Do this
How many lines of these entries hold the string "name"? Reply with the number alone.

Recorded data:
****************************************
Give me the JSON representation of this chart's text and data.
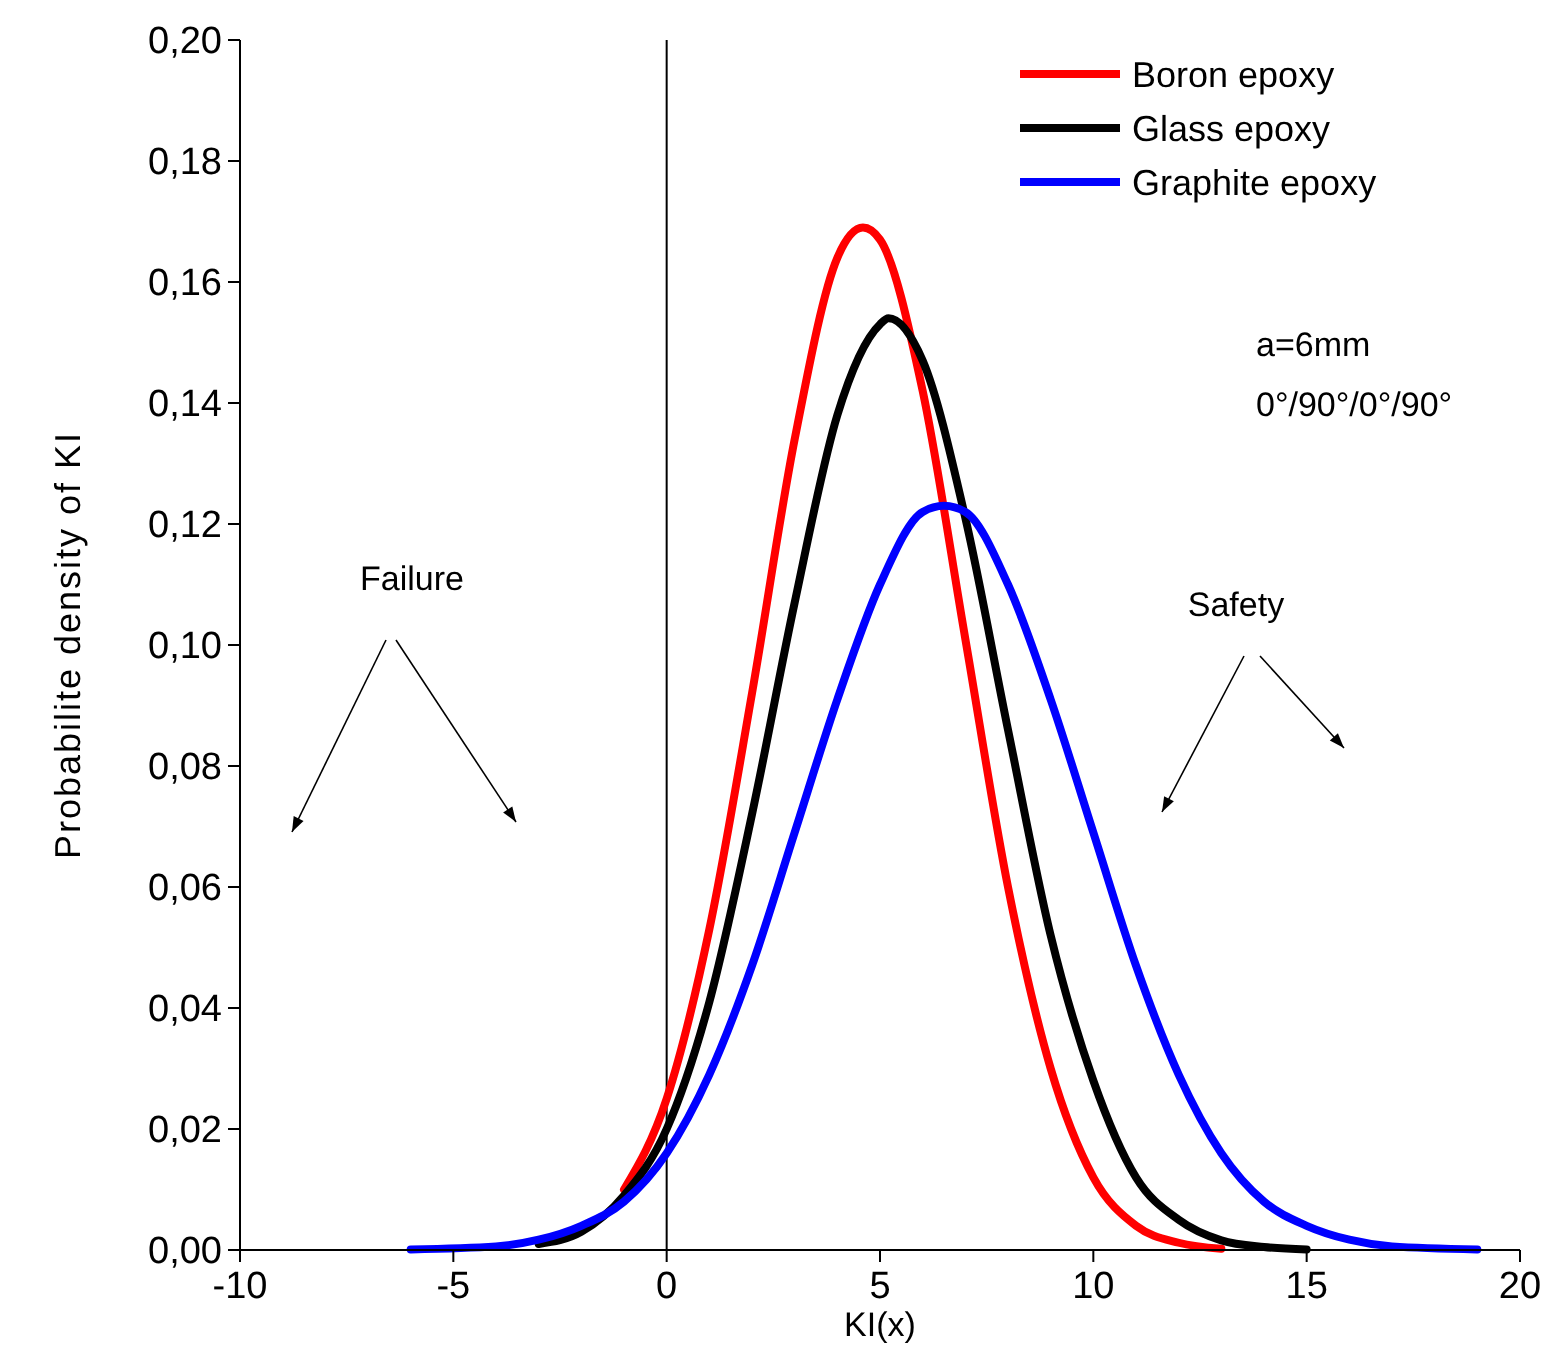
{
  "chart_data": {
    "type": "line",
    "xlabel": "KI(x)",
    "ylabel": "Probabilite density of KI",
    "xlim": [
      -10,
      20
    ],
    "xticks": [
      -10,
      -5,
      0,
      5,
      10,
      15,
      20
    ],
    "ylim": [
      0,
      0.2
    ],
    "yticks": [
      {
        "value": 0,
        "label": "0,00"
      },
      {
        "value": 0.02,
        "label": "0,02"
      },
      {
        "value": 0.04,
        "label": "0,04"
      },
      {
        "value": 0.06,
        "label": "0,06"
      },
      {
        "value": 0.08,
        "label": "0,08"
      },
      {
        "value": 0.1,
        "label": "0,10"
      },
      {
        "value": 0.12,
        "label": "0,12"
      },
      {
        "value": 0.14,
        "label": "0,14"
      },
      {
        "value": 0.16,
        "label": "0,16"
      },
      {
        "value": 0.18,
        "label": "0,18"
      },
      {
        "value": 0.2,
        "label": "0,20"
      }
    ],
    "legend": "top right",
    "grid": false,
    "marker": "none",
    "line_style": "solid",
    "series": [
      {
        "name": "Boron epoxy",
        "color": "#ff0000",
        "x": [
          -1,
          0,
          1,
          2,
          3,
          4,
          4.6,
          5,
          6,
          7,
          8,
          9,
          10,
          11,
          12,
          13
        ],
        "values": [
          0.01,
          0.025,
          0.053,
          0.092,
          0.134,
          0.164,
          0.169,
          0.167,
          0.142,
          0.101,
          0.06,
          0.03,
          0.012,
          0.004,
          0.0012,
          0.0002
        ]
      },
      {
        "name": "Glass epoxy",
        "color": "#000000",
        "x": [
          -3,
          -2,
          -1,
          0,
          1,
          2,
          3,
          4,
          5,
          5.2,
          6,
          7,
          8,
          9,
          10,
          11,
          12,
          13,
          14,
          15
        ],
        "values": [
          0.001,
          0.003,
          0.009,
          0.02,
          0.041,
          0.072,
          0.107,
          0.138,
          0.153,
          0.154,
          0.147,
          0.121,
          0.086,
          0.052,
          0.028,
          0.012,
          0.005,
          0.0016,
          0.0005,
          0.0001
        ]
      },
      {
        "name": "Graphite epoxy",
        "color": "#0000ff",
        "x": [
          -6,
          -4,
          -3,
          -2,
          -1,
          0,
          1,
          2,
          3,
          4,
          5,
          6,
          6.5,
          7,
          8,
          9,
          10,
          11,
          12,
          13,
          14,
          15,
          16,
          17,
          19
        ],
        "values": [
          0.0001,
          0.0006,
          0.0017,
          0.004,
          0.008,
          0.016,
          0.029,
          0.047,
          0.069,
          0.091,
          0.11,
          0.122,
          0.123,
          0.122,
          0.11,
          0.091,
          0.069,
          0.047,
          0.029,
          0.016,
          0.008,
          0.004,
          0.0017,
          0.0006,
          0.0001
        ]
      }
    ],
    "ref_lines": [
      {
        "axis": "x",
        "value": 0,
        "color": "#000000"
      }
    ],
    "annotations": [
      "Failure",
      "Safety",
      "a=6mm",
      "0°/90°/0°/90°"
    ]
  }
}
****************************************
Reply to the exercise
3